* begin *

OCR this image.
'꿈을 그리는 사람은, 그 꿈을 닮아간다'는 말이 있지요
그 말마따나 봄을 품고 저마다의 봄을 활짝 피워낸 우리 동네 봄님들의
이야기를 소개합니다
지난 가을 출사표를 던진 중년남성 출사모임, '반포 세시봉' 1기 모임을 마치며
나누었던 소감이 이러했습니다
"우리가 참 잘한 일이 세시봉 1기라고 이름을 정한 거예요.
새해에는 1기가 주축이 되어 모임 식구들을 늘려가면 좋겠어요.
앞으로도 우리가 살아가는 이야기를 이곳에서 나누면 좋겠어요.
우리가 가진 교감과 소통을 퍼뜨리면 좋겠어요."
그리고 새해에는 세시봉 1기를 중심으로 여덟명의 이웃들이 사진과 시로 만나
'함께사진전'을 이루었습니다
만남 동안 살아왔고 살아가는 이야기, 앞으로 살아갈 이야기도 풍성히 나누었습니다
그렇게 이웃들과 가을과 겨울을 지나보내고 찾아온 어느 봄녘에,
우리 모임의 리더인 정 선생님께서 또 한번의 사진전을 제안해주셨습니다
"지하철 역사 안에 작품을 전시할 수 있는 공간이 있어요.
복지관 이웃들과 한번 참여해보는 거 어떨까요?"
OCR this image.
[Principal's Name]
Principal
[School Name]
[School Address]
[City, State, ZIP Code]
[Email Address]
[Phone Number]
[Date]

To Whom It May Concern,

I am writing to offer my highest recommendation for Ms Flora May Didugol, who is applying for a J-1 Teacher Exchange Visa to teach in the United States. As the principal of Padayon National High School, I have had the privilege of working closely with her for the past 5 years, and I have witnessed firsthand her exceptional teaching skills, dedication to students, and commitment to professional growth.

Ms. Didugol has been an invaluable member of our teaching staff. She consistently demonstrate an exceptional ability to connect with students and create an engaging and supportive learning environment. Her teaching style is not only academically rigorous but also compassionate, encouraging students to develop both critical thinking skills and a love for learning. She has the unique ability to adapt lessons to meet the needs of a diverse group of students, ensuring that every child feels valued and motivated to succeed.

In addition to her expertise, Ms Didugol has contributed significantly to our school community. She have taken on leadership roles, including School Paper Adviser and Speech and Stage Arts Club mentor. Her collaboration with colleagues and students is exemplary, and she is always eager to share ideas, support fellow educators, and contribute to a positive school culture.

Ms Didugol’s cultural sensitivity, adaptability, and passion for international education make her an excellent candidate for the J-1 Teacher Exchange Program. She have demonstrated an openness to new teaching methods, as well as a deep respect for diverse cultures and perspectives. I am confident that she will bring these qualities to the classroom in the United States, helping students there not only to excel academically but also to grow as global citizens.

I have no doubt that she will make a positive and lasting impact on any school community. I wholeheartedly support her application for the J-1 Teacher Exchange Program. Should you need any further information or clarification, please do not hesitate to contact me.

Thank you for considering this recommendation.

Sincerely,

* end *

WHAT TO DO:
Read through the entries and copy each line in which "recommendation" appears.

RESPONSE TO THE EXERCISE:
I am writing to offer my highest recommendation for Ms Flora May Didugol, who is applying for a J-1 Teacher Exchange Visa to teach in the United States. As the principal of Padayon National High School, I have had the privilege of working closely with her for the past 5 years, and I have witnessed firsthand her exceptional teaching skills, dedication to students, and commitment to professional growth.
Thank you for considering this recommendation.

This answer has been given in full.